(Stored data)

····················

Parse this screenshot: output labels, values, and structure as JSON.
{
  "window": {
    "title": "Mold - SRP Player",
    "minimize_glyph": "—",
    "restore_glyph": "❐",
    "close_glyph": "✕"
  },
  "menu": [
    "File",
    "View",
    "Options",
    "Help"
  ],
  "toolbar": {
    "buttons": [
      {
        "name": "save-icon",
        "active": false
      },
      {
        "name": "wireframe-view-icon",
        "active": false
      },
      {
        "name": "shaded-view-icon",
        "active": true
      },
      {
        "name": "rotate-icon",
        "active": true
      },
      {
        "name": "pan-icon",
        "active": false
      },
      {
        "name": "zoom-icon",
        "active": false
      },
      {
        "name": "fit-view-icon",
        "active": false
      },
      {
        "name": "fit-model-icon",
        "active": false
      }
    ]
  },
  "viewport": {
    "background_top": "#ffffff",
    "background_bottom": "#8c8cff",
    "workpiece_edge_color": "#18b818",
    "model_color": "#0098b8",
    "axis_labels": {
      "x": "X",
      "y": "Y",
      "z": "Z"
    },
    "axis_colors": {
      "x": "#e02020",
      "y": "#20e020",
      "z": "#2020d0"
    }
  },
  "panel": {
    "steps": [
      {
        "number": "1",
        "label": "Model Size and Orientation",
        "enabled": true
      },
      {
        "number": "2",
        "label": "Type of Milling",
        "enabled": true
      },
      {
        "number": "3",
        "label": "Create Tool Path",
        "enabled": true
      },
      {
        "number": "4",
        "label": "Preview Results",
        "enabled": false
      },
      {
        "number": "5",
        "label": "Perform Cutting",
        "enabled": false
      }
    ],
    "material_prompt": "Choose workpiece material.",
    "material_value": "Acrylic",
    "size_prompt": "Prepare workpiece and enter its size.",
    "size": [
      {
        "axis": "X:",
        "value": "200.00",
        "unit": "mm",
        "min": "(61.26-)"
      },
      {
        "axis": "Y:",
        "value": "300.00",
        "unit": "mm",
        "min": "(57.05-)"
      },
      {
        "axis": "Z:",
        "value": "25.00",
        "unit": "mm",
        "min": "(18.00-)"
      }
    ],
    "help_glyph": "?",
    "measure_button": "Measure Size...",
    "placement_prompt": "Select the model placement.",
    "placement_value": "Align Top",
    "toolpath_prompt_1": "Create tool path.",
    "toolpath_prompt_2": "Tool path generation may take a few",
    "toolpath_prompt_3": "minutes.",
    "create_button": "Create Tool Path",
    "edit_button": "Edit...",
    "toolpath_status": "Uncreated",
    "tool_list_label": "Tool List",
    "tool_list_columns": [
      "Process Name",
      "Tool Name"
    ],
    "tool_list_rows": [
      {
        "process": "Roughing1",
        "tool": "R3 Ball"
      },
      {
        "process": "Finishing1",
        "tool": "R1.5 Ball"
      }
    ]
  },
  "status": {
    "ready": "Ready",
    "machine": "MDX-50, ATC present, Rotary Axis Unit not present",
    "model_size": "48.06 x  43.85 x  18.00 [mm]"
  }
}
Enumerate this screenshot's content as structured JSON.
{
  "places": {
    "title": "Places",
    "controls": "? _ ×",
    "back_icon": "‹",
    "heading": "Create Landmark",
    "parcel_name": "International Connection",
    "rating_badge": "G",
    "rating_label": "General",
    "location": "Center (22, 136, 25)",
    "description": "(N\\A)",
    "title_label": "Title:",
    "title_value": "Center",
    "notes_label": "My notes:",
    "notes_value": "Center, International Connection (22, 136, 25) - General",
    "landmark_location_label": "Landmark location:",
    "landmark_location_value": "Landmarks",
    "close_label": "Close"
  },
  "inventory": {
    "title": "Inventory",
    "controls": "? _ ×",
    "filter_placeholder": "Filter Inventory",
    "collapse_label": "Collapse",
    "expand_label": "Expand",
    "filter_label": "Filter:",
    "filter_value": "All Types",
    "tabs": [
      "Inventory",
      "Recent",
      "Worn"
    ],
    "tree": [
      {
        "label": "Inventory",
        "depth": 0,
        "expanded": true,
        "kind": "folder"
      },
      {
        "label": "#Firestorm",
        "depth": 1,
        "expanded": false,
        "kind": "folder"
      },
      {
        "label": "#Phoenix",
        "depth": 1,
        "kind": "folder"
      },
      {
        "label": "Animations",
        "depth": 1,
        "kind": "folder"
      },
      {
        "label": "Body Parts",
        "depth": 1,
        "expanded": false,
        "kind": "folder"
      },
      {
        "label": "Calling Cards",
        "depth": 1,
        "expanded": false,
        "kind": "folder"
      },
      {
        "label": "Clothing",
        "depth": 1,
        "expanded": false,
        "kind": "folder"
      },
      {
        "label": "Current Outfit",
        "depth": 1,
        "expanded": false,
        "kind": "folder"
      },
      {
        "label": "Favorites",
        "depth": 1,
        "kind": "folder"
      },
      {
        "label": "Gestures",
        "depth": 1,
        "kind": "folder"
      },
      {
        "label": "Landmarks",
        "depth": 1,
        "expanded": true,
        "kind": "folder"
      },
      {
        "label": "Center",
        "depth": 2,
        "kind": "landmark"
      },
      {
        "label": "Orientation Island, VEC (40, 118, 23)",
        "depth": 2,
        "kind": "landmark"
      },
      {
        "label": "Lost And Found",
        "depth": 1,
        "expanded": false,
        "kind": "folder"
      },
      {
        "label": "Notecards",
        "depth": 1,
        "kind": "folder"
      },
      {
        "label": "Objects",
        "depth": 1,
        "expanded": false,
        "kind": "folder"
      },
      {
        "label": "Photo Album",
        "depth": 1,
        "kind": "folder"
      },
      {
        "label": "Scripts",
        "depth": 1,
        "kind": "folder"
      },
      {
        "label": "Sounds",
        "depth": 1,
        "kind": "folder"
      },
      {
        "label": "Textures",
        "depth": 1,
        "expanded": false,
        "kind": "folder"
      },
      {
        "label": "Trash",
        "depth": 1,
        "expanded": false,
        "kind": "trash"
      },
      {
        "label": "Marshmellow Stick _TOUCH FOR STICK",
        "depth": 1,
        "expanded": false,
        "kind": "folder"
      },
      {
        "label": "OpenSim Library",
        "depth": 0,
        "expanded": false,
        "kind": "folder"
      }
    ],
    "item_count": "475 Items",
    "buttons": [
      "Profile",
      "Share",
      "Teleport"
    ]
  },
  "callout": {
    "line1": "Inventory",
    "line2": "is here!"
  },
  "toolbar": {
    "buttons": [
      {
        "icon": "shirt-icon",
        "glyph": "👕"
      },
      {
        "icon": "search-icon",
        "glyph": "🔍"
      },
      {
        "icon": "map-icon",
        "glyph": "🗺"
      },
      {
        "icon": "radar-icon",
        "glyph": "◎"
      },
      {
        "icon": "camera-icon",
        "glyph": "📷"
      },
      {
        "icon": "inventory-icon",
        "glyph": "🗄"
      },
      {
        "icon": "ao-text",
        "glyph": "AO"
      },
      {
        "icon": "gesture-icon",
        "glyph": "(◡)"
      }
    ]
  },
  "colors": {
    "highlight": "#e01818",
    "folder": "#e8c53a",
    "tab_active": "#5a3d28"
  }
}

····················

▶ _Stated exercise_
Restate the listing above word for word.

▶ _Task solution_
Parse this screenshot: output labels, values, and structure as JSON.
{
  "window": {
    "title": "Mold - SRP Player",
    "minimize_glyph": "—",
    "restore_glyph": "❐",
    "close_glyph": "✕"
  },
  "menu": [
    "File",
    "View",
    "Options",
    "Help"
  ],
  "toolbar": {
    "buttons": [
      {
        "name": "save-icon",
        "active": false
      },
      {
        "name": "wireframe-view-icon",
        "active": false
      },
      {
        "name": "shaded-view-icon",
        "active": true
      },
      {
        "name": "rotate-icon",
        "active": true
      },
      {
        "name": "pan-icon",
        "active": false
      },
      {
        "name": "zoom-icon",
        "active": false
      },
      {
        "name": "fit-view-icon",
        "active": false
      },
      {
        "name": "fit-model-icon",
        "active": false
      }
    ]
  },
  "viewport": {
    "background_top": "#ffffff",
    "background_bottom": "#8c8cff",
    "workpiece_edge_color": "#18b818",
    "model_color": "#0098b8",
    "axis_labels": {
      "x": "X",
      "y": "Y",
      "z": "Z"
    },
    "axis_colors": {
      "x": "#e02020",
      "y": "#20e020",
      "z": "#2020d0"
    }
  },
  "panel": {
    "steps": [
      {
        "number": "1",
        "label": "Model Size and Orientation",
        "enabled": true
      },
      {
        "number": "2",
        "label": "Type of Milling",
        "enabled": true
      },
      {
        "number": "3",
        "label": "Create Tool Path",
        "enabled": true
      },
      {
        "number": "4",
        "label": "Preview Results",
        "enabled": false
      },
      {
        "number": "5",
        "label": "Perform Cutting",
        "enabled": false
      }
    ],
    "material_prompt": "Choose workpiece material.",
    "material_value": "Acrylic",
    "size_prompt": "Prepare workpiece and enter its size.",
    "size": [
      {
        "axis": "X:",
        "value": "200.00",
        "unit": "mm",
        "min": "(61.26-)"
      },
      {
        "axis": "Y:",
        "value": "300.00",
        "unit": "mm",
        "min": "(57.05-)"
      },
      {
        "axis": "Z:",
        "value": "25.00",
        "unit": "mm",
        "min": "(18.00-)"
      }
    ],
    "help_glyph": "?",
    "measure_button": "Measure Size...",
    "placement_prompt": "Select the model placement.",
    "placement_value": "Align Top",
    "toolpath_prompt_1": "Create tool path.",
    "toolpath_prompt_2": "Tool path generation may take a few",
    "toolpath_prompt_3": "minutes.",
    "create_button": "Create Tool Path",
    "edit_button": "Edit...",
    "toolpath_status": "Uncreated",
    "tool_list_label": "Tool List",
    "tool_list_columns": [
      "Process Name",
      "Tool Name"
    ],
    "tool_list_rows": [
      {
        "process": "Roughing1",
        "tool": "R3 Ball"
      },
      {
        "process": "Finishing1",
        "tool": "R1.5 Ball"
      }
    ]
  },
  "status": {
    "ready": "Ready",
    "machine": "MDX-50, ATC present, Rotary Axis Unit not present",
    "model_size": "48.06 x  43.85 x  18.00 [mm]"
  }
}
Enumerate this screenshot's content as structured JSON.
{
  "places": {
    "title": "Places",
    "controls": "? _ ×",
    "back_icon": "‹",
    "heading": "Create Landmark",
    "parcel_name": "International Connection",
    "rating_badge": "G",
    "rating_label": "General",
    "location": "Center (22, 136, 25)",
    "description": "(N\\A)",
    "title_label": "Title:",
    "title_value": "Center",
    "notes_label": "My notes:",
    "notes_value": "Center, International Connection (22, 136, 25) - General",
    "landmark_location_label": "Landmark location:",
    "landmark_location_value": "Landmarks",
    "close_label": "Close"
  },
  "inventory": {
    "title": "Inventory",
    "controls": "? _ ×",
    "filter_placeholder": "Filter Inventory",
    "collapse_label": "Collapse",
    "expand_label": "Expand",
    "filter_label": "Filter:",
    "filter_value": "All Types",
    "tabs": [
      "Inventory",
      "Recent",
      "Worn"
    ],
    "tree": [
      {
        "label": "Inventory",
        "depth": 0,
        "expanded": true,
        "kind": "folder"
      },
      {
        "label": "#Firestorm",
        "depth": 1,
        "expanded": false,
        "kind": "folder"
      },
      {
        "label": "#Phoenix",
        "depth": 1,
        "kind": "folder"
      },
      {
        "label": "Animations",
        "depth": 1,
        "kind": "folder"
      },
      {
        "label": "Body Parts",
        "depth": 1,
        "expanded": false,
        "kind": "folder"
      },
      {
        "label": "Calling Cards",
        "depth": 1,
        "expanded": false,
        "kind": "folder"
      },
      {
        "label": "Clothing",
        "depth": 1,
        "expanded": false,
        "kind": "folder"
      },
      {
        "label": "Current Outfit",
        "depth": 1,
        "expanded": false,
        "kind": "folder"
      },
      {
        "label": "Favorites",
        "depth": 1,
        "kind": "folder"
      },
      {
        "label": "Gestures",
        "depth": 1,
        "kind": "folder"
      },
      {
        "label": "Landmarks",
        "depth": 1,
        "expanded": true,
        "kind": "folder"
      },
      {
        "label": "Center",
        "depth": 2,
        "kind": "landmark"
      },
      {
        "label": "Orientation Island, VEC (40, 118, 23)",
        "depth": 2,
        "kind": "landmark"
      },
      {
        "label": "Lost And Found",
        "depth": 1,
        "expanded": false,
        "kind": "folder"
      },
      {
        "label": "Notecards",
        "depth": 1,
        "kind": "folder"
      },
      {
        "label": "Objects",
        "depth": 1,
        "expanded": false,
        "kind": "folder"
      },
      {
        "label": "Photo Album",
        "depth": 1,
        "kind": "folder"
      },
      {
        "label": "Scripts",
        "depth": 1,
        "kind": "folder"
      },
      {
        "label": "Sounds",
        "depth": 1,
        "kind": "folder"
      },
      {
        "label": "Textures",
        "depth": 1,
        "expanded": false,
        "kind": "folder"
      },
      {
        "label": "Trash",
        "depth": 1,
        "expanded": false,
        "kind": "trash"
      },
      {
        "label": "Marshmellow Stick _TOUCH FOR STICK",
        "depth": 1,
        "expanded": false,
        "kind": "folder"
      },
      {
        "label": "OpenSim Library",
        "depth": 0,
        "expanded": false,
        "kind": "folder"
      }
    ],
    "item_count": "475 Items",
    "buttons": [
      "Profile",
      "Share",
      "Teleport"
    ]
  },
  "callout": {
    "line1": "Inventory",
    "line2": "is here!"
  },
  "toolbar": {
    "buttons": [
      {
        "icon": "shirt-icon",
        "glyph": "👕"
      },
      {
        "icon": "search-icon",
        "glyph": "🔍"
      },
      {
        "icon": "map-icon",
        "glyph": "🗺"
      },
      {
        "icon": "radar-icon",
        "glyph": "◎"
      },
      {
        "icon": "camera-icon",
        "glyph": "📷"
      },
      {
        "icon": "inventory-icon",
        "glyph": "🗄"
      },
      {
        "icon": "ao-text",
        "glyph": "AO"
      },
      {
        "icon": "gesture-icon",
        "glyph": "(◡)"
      }
    ]
  },
  "colors": {
    "highlight": "#e01818",
    "folder": "#e8c53a",
    "tab_active": "#5a3d28"
  }
}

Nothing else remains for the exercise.